### [Task to complete]
From the records, pick out and copy each line containing "REUSE".

Stored data:
--- begin ---
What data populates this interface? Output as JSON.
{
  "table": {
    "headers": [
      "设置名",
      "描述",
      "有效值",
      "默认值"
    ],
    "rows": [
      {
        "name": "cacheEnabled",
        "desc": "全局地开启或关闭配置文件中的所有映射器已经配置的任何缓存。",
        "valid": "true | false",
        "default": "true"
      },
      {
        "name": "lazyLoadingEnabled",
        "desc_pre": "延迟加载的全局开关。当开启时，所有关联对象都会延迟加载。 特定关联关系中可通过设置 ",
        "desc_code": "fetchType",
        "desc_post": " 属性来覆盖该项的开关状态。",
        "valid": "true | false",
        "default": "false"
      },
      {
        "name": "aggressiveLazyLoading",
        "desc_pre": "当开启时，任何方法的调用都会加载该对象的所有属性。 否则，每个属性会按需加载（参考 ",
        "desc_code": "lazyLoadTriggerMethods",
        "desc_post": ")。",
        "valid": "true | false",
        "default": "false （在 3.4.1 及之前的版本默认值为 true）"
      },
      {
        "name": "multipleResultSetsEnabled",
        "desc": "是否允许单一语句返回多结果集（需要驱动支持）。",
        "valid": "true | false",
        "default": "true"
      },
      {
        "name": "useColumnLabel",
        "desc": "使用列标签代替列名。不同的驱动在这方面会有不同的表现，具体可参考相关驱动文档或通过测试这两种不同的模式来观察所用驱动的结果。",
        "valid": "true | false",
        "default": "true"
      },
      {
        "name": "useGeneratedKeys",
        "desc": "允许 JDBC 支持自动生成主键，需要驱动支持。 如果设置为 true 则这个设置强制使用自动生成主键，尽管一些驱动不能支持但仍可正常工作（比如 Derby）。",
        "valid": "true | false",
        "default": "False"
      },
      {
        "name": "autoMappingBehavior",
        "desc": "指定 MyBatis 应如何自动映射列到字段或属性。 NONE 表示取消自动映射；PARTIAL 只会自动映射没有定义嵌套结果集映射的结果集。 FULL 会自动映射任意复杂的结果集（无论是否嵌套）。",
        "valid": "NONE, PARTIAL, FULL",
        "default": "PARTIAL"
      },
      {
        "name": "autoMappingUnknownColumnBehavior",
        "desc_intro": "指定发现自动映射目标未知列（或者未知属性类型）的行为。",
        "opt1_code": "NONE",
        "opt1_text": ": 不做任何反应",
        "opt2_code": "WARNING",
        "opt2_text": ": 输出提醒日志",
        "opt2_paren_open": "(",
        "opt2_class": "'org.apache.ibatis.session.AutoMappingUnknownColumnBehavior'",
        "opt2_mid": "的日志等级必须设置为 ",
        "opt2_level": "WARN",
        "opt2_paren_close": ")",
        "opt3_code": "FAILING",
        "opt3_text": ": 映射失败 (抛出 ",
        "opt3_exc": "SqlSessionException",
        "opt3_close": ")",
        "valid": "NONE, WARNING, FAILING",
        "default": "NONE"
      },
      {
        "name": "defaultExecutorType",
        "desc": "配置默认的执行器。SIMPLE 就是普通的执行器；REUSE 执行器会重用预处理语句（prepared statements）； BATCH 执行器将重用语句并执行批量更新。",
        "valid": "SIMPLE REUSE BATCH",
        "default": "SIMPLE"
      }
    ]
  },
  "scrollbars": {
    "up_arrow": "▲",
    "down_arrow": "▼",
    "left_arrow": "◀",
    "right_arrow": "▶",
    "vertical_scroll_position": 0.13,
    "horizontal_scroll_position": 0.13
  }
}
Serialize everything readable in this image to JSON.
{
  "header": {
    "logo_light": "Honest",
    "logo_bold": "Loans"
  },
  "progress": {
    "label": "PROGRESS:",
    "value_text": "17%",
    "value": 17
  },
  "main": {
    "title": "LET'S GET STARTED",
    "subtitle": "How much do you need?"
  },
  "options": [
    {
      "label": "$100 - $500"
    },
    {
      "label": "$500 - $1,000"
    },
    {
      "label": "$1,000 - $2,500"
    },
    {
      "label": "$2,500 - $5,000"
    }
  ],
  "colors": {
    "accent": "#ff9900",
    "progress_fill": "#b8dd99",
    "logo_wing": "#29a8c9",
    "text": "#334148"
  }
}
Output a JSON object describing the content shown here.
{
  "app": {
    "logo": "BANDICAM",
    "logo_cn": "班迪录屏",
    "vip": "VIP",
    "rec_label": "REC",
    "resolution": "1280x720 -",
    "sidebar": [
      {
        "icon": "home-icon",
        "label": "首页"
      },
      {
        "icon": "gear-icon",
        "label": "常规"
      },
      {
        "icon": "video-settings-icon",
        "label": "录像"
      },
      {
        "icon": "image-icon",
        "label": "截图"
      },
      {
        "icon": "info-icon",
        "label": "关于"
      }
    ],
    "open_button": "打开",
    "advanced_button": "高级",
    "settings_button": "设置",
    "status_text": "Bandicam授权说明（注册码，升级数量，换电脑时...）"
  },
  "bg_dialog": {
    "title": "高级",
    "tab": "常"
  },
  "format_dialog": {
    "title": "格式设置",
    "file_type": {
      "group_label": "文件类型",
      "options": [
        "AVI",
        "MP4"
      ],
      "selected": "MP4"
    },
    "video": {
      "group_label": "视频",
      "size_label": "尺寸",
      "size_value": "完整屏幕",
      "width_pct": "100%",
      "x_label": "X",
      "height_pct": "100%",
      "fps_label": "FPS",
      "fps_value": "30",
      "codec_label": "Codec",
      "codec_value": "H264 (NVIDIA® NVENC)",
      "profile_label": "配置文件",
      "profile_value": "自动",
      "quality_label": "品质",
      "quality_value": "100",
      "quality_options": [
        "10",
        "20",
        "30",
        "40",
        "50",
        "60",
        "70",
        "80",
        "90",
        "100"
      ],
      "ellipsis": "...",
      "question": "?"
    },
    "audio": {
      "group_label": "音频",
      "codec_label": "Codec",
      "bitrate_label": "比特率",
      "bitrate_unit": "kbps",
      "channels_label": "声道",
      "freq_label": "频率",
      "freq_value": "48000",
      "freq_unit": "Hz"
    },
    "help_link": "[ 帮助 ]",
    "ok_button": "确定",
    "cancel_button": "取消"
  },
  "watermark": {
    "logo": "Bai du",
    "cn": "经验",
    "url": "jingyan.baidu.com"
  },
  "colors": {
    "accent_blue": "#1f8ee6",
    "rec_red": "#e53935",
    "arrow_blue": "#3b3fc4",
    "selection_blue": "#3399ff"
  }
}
--- end ---
### [Written response]
        "desc": "配置默认的执行器。SIMPLE 就是普通的执行器；REUSE 执行器会重用预处理语句（prepared statements）； BATCH 执行器将重用语句并执行批量更新。",
        "valid": "SIMPLE REUSE BATCH",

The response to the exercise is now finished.